--- Material to process ---
═══

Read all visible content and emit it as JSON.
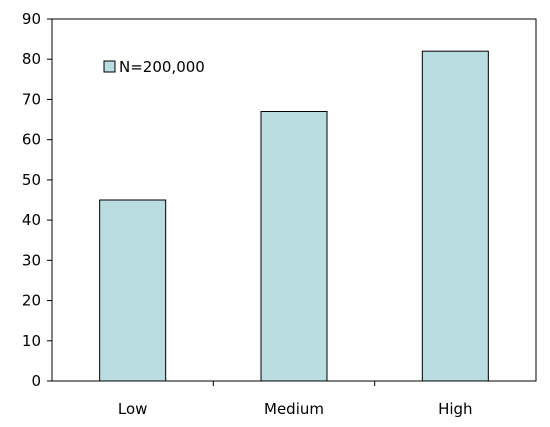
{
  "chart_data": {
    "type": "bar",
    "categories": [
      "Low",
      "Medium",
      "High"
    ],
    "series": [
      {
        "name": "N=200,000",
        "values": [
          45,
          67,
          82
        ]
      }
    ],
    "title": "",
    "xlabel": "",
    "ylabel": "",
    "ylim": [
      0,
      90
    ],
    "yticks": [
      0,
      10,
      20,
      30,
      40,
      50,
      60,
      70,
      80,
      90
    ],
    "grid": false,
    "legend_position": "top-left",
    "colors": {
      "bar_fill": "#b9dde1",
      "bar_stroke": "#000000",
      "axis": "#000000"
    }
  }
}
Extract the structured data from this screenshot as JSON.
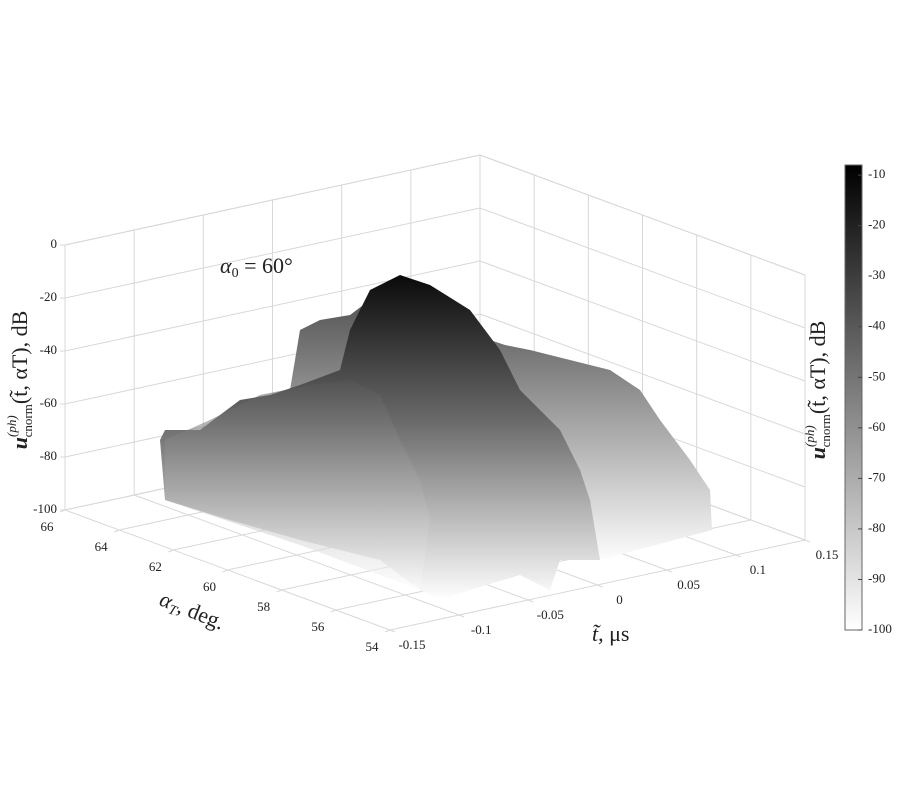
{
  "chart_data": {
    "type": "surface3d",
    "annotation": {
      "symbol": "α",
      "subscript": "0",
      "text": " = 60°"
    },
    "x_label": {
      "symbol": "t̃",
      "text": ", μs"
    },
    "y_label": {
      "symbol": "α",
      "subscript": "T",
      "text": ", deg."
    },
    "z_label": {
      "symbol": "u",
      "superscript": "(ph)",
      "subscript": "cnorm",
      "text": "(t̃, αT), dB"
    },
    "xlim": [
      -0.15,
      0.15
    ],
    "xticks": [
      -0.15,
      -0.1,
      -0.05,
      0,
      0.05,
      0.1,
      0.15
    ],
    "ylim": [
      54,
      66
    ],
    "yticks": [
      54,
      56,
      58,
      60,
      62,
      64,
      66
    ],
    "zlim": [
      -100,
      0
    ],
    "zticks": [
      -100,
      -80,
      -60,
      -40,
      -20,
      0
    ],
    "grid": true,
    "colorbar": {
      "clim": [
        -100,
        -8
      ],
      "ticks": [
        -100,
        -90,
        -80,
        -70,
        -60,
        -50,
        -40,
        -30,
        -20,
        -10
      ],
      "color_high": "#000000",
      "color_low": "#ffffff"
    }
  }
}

═══

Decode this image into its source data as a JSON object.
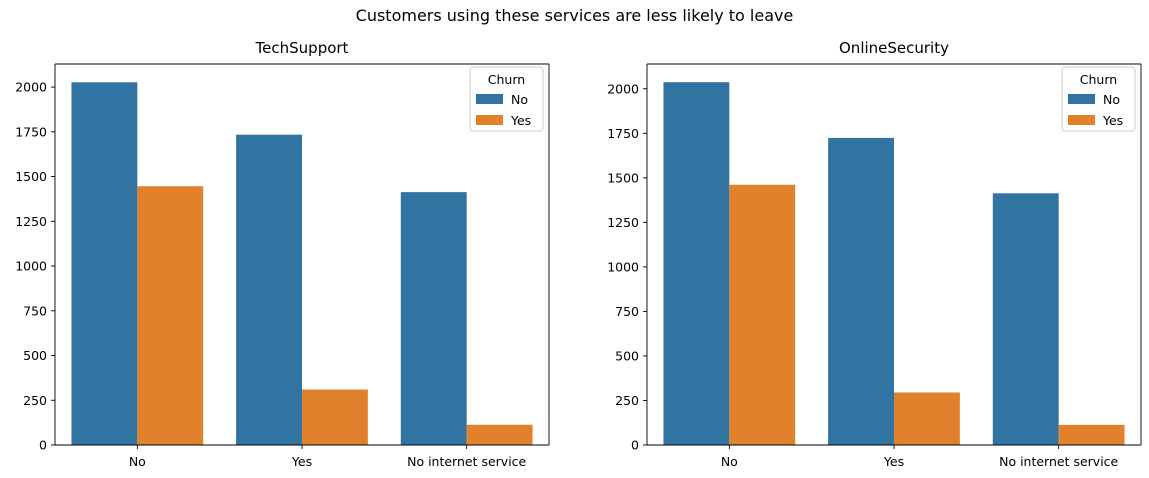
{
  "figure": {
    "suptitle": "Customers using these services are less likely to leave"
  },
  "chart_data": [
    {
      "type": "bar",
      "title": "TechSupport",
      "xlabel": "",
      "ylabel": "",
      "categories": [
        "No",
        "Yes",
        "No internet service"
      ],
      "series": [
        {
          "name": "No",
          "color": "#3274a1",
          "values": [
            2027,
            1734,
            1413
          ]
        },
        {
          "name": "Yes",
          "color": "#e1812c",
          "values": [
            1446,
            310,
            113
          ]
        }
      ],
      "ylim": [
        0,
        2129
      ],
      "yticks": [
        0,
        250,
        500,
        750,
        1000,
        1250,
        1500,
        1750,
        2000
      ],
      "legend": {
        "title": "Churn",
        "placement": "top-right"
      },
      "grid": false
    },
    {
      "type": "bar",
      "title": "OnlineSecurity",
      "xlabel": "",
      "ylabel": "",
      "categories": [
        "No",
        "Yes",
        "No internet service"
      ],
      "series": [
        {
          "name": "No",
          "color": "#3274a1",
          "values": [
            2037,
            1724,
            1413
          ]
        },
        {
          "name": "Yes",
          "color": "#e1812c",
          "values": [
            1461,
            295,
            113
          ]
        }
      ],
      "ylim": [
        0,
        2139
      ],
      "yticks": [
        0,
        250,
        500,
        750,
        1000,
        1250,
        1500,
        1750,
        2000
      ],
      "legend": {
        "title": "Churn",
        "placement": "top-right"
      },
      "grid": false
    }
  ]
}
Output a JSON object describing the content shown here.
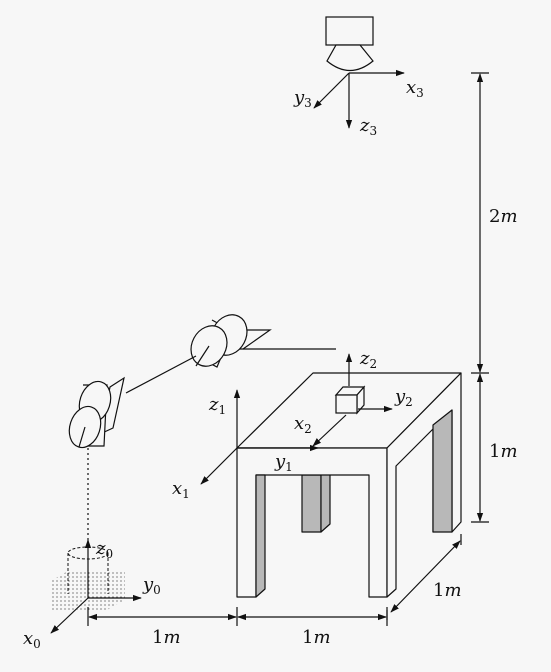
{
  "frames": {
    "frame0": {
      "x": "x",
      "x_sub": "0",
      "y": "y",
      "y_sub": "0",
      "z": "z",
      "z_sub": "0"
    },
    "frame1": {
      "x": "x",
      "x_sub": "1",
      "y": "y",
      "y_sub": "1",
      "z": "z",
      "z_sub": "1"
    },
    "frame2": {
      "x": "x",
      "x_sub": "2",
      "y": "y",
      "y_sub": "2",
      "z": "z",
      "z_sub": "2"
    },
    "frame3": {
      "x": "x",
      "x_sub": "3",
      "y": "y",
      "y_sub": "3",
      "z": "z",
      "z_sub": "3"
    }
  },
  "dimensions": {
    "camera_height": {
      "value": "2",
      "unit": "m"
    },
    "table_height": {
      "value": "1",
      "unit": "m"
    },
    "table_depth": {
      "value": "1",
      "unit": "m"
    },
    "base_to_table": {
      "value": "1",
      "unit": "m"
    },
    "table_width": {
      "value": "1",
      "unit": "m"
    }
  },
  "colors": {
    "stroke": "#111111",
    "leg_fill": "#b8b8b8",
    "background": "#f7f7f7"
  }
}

═══

--- Exercise instructions ---
Pick out each line in the material containing "type".

--- Answer to the task ---
    "type": "bar",
    "type": "surface3d",
      "type": "bar",
      "type": "bar",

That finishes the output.